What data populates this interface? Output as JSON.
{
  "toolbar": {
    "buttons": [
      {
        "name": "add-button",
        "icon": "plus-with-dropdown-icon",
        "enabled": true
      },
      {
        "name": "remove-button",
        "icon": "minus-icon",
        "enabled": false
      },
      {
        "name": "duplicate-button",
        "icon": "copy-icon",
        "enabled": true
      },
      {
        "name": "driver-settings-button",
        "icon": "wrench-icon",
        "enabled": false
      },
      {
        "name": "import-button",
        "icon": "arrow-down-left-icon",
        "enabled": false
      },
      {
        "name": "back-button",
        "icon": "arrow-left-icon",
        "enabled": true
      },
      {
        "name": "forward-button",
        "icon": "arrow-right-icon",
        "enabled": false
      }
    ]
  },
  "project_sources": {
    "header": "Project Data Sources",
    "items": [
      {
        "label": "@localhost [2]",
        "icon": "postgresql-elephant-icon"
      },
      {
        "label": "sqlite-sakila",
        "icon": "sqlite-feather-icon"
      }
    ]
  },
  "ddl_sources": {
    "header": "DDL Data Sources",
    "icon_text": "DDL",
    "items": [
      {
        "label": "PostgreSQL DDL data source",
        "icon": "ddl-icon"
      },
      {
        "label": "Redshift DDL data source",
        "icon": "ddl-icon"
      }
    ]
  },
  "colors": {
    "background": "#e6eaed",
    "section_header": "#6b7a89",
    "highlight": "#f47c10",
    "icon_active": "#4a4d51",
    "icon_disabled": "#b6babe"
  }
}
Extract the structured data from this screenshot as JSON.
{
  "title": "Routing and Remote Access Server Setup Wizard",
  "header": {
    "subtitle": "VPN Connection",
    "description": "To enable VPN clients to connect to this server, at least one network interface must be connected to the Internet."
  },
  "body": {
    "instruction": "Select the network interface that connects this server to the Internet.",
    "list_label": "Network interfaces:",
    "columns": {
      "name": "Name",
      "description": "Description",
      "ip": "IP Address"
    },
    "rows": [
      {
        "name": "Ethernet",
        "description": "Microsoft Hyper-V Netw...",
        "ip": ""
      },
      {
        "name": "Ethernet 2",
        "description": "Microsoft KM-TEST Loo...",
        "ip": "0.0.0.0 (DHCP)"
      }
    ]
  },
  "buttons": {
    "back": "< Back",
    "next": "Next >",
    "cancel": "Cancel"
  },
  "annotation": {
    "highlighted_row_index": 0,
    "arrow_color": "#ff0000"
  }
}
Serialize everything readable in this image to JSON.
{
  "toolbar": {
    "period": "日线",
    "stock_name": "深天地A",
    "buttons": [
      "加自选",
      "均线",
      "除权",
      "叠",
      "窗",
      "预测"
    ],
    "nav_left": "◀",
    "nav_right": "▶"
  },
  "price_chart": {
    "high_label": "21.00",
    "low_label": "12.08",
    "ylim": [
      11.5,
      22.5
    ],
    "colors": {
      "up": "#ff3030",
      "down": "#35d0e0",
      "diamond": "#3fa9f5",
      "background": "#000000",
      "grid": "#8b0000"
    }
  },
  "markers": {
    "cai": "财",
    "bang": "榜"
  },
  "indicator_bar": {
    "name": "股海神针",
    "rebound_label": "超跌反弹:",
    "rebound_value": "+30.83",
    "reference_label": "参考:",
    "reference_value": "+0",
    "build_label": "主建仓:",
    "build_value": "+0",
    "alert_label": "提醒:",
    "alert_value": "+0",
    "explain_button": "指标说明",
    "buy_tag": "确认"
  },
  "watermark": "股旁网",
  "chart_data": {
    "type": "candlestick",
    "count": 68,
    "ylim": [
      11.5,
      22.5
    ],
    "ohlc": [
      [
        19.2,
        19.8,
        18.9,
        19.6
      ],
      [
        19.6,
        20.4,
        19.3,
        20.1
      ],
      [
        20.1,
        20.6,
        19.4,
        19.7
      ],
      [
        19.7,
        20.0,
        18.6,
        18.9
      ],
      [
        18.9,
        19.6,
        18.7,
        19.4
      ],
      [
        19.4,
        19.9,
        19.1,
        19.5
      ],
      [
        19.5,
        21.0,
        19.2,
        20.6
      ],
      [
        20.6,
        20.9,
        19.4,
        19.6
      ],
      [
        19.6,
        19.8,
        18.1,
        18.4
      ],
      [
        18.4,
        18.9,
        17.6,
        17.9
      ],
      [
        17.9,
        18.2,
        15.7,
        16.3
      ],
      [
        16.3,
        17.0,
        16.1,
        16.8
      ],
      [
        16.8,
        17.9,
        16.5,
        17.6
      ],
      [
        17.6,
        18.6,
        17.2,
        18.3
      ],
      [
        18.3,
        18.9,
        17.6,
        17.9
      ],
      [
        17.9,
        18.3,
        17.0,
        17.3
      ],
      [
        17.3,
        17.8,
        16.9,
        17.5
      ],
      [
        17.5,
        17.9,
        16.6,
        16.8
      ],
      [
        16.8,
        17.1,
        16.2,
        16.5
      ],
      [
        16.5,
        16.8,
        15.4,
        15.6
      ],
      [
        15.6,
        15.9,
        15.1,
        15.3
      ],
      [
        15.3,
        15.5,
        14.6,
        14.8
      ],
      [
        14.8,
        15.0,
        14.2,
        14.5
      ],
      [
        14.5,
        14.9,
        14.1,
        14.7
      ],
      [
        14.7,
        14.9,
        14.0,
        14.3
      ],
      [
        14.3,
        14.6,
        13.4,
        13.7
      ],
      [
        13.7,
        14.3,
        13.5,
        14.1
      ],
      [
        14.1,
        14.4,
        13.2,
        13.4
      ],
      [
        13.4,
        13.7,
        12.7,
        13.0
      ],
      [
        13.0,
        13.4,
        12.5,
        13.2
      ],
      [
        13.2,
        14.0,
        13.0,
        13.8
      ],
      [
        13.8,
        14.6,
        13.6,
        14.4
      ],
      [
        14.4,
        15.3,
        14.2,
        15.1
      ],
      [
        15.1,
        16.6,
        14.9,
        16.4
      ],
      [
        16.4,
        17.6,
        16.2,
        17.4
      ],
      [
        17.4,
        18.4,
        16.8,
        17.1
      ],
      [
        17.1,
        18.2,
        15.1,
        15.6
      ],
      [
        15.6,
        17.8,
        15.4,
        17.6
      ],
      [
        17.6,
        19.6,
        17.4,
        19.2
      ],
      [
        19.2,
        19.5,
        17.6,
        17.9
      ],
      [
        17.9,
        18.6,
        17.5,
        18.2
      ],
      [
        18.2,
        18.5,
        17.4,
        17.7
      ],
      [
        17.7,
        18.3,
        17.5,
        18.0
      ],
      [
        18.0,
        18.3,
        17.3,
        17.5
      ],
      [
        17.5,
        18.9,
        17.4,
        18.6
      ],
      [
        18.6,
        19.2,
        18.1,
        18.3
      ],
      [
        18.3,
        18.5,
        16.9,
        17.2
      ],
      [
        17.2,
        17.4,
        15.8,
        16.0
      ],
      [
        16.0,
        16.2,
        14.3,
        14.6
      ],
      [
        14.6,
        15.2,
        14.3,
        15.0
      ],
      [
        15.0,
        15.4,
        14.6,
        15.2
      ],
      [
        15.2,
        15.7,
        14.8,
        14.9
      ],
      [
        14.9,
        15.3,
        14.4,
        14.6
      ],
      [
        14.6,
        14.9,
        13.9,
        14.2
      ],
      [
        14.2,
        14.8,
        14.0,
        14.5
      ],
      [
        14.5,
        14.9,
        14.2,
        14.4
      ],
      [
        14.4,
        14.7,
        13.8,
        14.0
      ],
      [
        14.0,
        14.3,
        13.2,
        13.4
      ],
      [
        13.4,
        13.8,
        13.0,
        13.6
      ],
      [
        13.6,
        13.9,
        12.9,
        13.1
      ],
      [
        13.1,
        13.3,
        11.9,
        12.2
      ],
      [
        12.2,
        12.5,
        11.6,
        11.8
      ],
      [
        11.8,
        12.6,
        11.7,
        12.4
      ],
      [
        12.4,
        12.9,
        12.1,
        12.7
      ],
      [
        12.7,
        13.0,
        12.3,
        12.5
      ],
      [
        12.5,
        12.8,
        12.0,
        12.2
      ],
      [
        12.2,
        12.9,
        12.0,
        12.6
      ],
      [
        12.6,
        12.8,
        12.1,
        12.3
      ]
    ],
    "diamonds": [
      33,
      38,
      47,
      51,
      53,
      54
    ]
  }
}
---*---
▸ **Task objective**
Write out each line of the data that holds the string "JSON".

▸ **Written reply**
What data populates this interface? Output as JSON.
Extract the structured data from this screenshot as JSON.
Serialize everything readable in this image to JSON.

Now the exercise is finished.